- Objective -
Find each line with the word "Inspection" and copy it.
───── Material supplied ─────
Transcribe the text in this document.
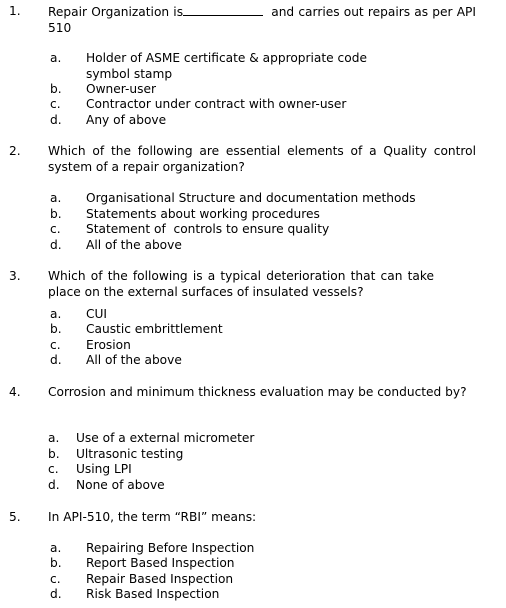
1. Repair Organization is	and carries out repairs as per API 510
a. Holder of ASME certificate & appropriate code symbol stamp
b. Owner-user
c. Contractor under contract with owner-user
d. Any of above
2. Which of the following are essential elements of a Quality control system of a repair organization?
a. Organisational Structure and documentation methods
b. Statements about working procedures
c. Statement of  controls to ensure quality
d. All of the above
3. Which of the following is a typical deterioration that can take place on the external surfaces of insulated vessels?
a. CUI
b. Caustic embrittlement
c. Erosion
d. All of the above
4. Corrosion and minimum thickness evaluation may be conducted by?
a. Use of a external micrometer
b. Ultrasonic testing
c. Using LPI
d. None of above
5. In API-510, the term “RBI” means:
a. Repairing Before Inspection
b. Report Based Inspection
c. Repair Based Inspection
d. Risk Based Inspection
─────
- Exercise answer -
a. Repairing Before Inspection
b. Report Based Inspection
c. Repair Based Inspection
d. Risk Based Inspection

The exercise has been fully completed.